── SUPPLIED RECORDS ──

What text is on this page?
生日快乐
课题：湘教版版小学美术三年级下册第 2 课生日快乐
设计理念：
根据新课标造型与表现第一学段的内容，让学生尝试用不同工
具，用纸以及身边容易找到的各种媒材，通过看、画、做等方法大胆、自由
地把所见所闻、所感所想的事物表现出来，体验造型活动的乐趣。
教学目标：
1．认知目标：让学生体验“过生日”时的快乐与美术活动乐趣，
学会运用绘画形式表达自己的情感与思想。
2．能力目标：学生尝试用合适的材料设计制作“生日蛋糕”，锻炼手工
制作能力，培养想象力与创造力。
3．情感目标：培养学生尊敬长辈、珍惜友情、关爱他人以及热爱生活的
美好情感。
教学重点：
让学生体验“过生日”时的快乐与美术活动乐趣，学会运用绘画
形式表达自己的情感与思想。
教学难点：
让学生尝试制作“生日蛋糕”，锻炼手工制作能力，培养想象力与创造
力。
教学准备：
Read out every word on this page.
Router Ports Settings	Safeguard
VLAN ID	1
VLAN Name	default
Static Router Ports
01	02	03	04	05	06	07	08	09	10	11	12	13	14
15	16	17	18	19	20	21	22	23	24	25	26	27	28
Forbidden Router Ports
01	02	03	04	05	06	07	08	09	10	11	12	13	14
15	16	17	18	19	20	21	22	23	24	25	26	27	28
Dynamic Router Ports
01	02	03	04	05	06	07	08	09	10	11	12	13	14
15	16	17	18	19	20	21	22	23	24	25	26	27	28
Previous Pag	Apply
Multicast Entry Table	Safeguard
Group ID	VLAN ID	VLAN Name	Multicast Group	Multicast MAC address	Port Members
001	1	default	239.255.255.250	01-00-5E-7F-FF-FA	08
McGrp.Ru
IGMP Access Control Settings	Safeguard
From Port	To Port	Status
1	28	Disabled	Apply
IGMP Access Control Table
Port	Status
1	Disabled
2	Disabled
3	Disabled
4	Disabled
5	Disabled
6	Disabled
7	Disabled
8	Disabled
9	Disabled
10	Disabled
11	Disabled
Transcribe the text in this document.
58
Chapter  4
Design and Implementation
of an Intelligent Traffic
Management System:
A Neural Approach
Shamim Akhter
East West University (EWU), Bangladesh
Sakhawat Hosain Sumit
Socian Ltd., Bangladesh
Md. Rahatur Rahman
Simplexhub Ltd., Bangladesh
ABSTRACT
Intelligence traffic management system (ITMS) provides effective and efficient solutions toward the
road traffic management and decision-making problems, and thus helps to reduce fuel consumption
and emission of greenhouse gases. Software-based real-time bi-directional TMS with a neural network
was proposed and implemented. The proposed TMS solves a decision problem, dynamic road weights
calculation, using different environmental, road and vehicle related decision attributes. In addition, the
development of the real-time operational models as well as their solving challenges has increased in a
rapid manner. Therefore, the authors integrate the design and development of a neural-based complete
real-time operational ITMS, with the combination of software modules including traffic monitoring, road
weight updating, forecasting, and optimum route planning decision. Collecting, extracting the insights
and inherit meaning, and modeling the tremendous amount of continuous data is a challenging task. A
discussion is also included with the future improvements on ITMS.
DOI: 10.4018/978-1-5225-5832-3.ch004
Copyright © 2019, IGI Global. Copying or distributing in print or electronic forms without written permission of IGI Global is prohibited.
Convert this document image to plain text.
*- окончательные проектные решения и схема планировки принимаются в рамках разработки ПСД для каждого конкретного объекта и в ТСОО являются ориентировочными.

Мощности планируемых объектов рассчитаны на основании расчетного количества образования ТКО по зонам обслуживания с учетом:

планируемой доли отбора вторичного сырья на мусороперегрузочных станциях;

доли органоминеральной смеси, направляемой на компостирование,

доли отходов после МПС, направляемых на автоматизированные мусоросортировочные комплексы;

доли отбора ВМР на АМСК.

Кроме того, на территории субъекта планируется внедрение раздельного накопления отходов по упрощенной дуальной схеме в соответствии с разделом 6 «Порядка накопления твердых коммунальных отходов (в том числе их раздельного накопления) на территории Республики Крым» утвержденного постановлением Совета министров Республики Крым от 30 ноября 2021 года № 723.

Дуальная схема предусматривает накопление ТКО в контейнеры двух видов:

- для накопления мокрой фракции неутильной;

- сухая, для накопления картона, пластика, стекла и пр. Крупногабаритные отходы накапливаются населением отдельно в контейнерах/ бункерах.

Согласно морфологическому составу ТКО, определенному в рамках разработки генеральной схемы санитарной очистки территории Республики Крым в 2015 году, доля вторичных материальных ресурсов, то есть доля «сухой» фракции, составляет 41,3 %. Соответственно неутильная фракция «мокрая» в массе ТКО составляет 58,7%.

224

───

AIM >> Restate the records, all of them, precisely as written.

FULL OUTPUT >>
What text is on this page?
生日快乐
课题：湘教版版小学美术三年级下册第 2 课生日快乐
设计理念：
根据新课标造型与表现第一学段的内容，让学生尝试用不同工
具，用纸以及身边容易找到的各种媒材，通过看、画、做等方法大胆、自由
地把所见所闻、所感所想的事物表现出来，体验造型活动的乐趣。
教学目标：
1．认知目标：让学生体验“过生日”时的快乐与美术活动乐趣，
学会运用绘画形式表达自己的情感与思想。
2．能力目标：学生尝试用合适的材料设计制作“生日蛋糕”，锻炼手工
制作能力，培养想象力与创造力。
3．情感目标：培养学生尊敬长辈、珍惜友情、关爱他人以及热爱生活的
美好情感。
教学重点：
让学生体验“过生日”时的快乐与美术活动乐趣，学会运用绘画
形式表达自己的情感与思想。
教学难点：
让学生尝试制作“生日蛋糕”，锻炼手工制作能力，培养想象力与创造
力。
教学准备：
Read out every word on this page.
Router Ports Settings	Safeguard
VLAN ID	1
VLAN Name	default
Static Router Ports
01	02	03	04	05	06	07	08	09	10	11	12	13	14
15	16	17	18	19	20	21	22	23	24	25	26	27	28
Forbidden Router Ports
01	02	03	04	05	06	07	08	09	10	11	12	13	14
15	16	17	18	19	20	21	22	23	24	25	26	27	28
Dynamic Router Ports
01	02	03	04	05	06	07	08	09	10	11	12	13	14
15	16	17	18	19	20	21	22	23	24	25	26	27	28
Previous Pag	Apply
Multicast Entry Table	Safeguard
Group ID	VLAN ID	VLAN Name	Multicast Group	Multicast MAC address	Port Members
001	1	default	239.255.255.250	01-00-5E-7F-FF-FA	08
McGrp.Ru
IGMP Access Control Settings	Safeguard
From Port	To Port	Status
1	28	Disabled	Apply
IGMP Access Control Table
Port	Status
1	Disabled
2	Disabled
3	Disabled
4	Disabled
5	Disabled
6	Disabled
7	Disabled
8	Disabled
9	Disabled
10	Disabled
11	Disabled
Transcribe the text in this document.
58
Chapter  4
Design and Implementation
of an Intelligent Traffic
Management System:
A Neural Approach
Shamim Akhter
East West University (EWU), Bangladesh
Sakhawat Hosain Sumit
Socian Ltd., Bangladesh
Md. Rahatur Rahman
Simplexhub Ltd., Bangladesh
ABSTRACT
Intelligence traffic management system (ITMS) provides effective and efficient solutions toward the
road traffic management and decision-making problems, and thus helps to reduce fuel consumption
and emission of greenhouse gases. Software-based real-time bi-directional TMS with a neural network
was proposed and implemented. The proposed TMS solves a decision problem, dynamic road weights
calculation, using different environmental, road and vehicle related decision attributes. In addition, the
development of the real-time operational models as well as their solving challenges has increased in a
rapid manner. Therefore, the authors integrate the design and development of a neural-based complete
real-time operational ITMS, with the combination of software modules including traffic monitoring, road
weight updating, forecasting, and optimum route planning decision. Collecting, extracting the insights
and inherit meaning, and modeling the tremendous amount of continuous data is a challenging task. A
discussion is also included with the future improvements on ITMS.
DOI: 10.4018/978-1-5225-5832-3.ch004
Copyright © 2019, IGI Global. Copying or distributing in print or electronic forms without written permission of IGI Global is prohibited.
Convert this document image to plain text.
*- окончательные проектные решения и схема планировки принимаются в рамках разработки ПСД для каждого конкретного объекта и в ТСОО являются ориентировочными.

Мощности планируемых объектов рассчитаны на основании расчетного количества образования ТКО по зонам обслуживания с учетом:

планируемой доли отбора вторичного сырья на мусороперегрузочных станциях;

доли органоминеральной смеси, направляемой на компостирование,

доли отходов после МПС, направляемых на автоматизированные мусоросортировочные комплексы;

доли отбора ВМР на АМСК.

Кроме того, на территории субъекта планируется внедрение раздельного накопления отходов по упрощенной дуальной схеме в соответствии с разделом 6 «Порядка накопления твердых коммунальных отходов (в том числе их раздельного накопления) на территории Республики Крым» утвержденного постановлением Совета министров Республики Крым от 30 ноября 2021 года № 723.

Дуальная схема предусматривает накопление ТКО в контейнеры двух видов:

- для накопления мокрой фракции неутильной;

- сухая, для накопления картона, пластика, стекла и пр. Крупногабаритные отходы накапливаются населением отдельно в контейнерах/ бункерах.

Согласно морфологическому составу ТКО, определенному в рамках разработки генеральной схемы санитарной очистки территории Республики Крым в 2015 году, доля вторичных материальных ресурсов, то есть доля «сухой» фракции, составляет 41,3 %. Соответственно неутильная фракция «мокрая» в массе ТКО составляет 58,7%.

224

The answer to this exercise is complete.